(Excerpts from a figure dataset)
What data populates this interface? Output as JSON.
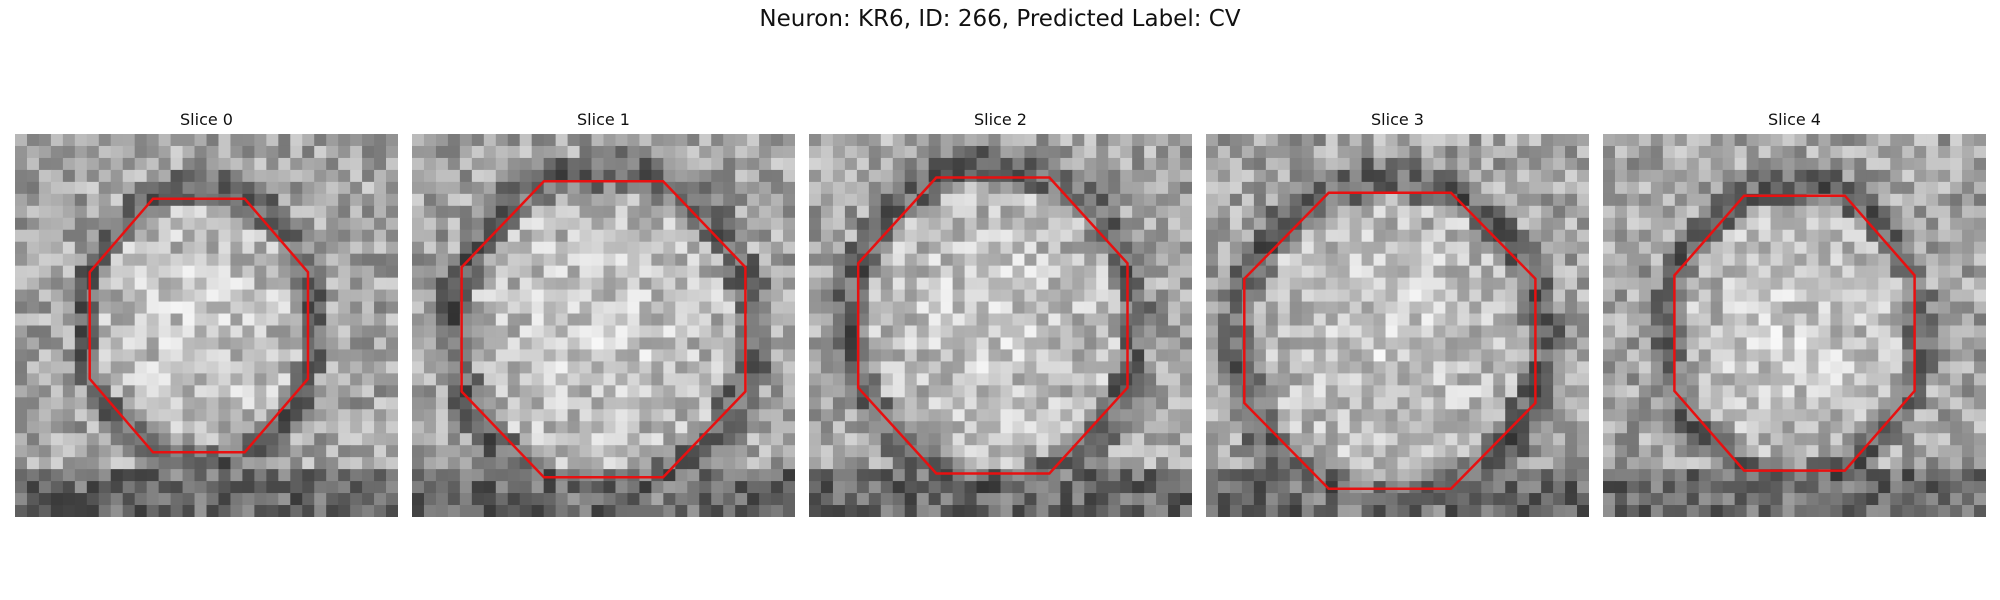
{
  "figure": {
    "title": "Neuron: KR6, ID: 266, Predicted Label: CV",
    "contour_color": "#e81010"
  },
  "panels": [
    {
      "title": "Slice 0"
    },
    {
      "title": "Slice 1"
    },
    {
      "title": "Slice 2"
    },
    {
      "title": "Slice 3"
    },
    {
      "title": "Slice 4"
    }
  ]
}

**SET EXERCISE:** Extract the entries in full, exactly as they are, minus the pictures.

**FULL RESPONSE:**
What data populates this interface? Output as JSON.
{
  "figure": {
    "title": "Neuron: KR6, ID: 266, Predicted Label: CV",
    "contour_color": "#e81010"
  },
  "panels": [
    {
      "title": "Slice 0"
    },
    {
      "title": "Slice 1"
    },
    {
      "title": "Slice 2"
    },
    {
      "title": "Slice 3"
    },
    {
      "title": "Slice 4"
    }
  ]
}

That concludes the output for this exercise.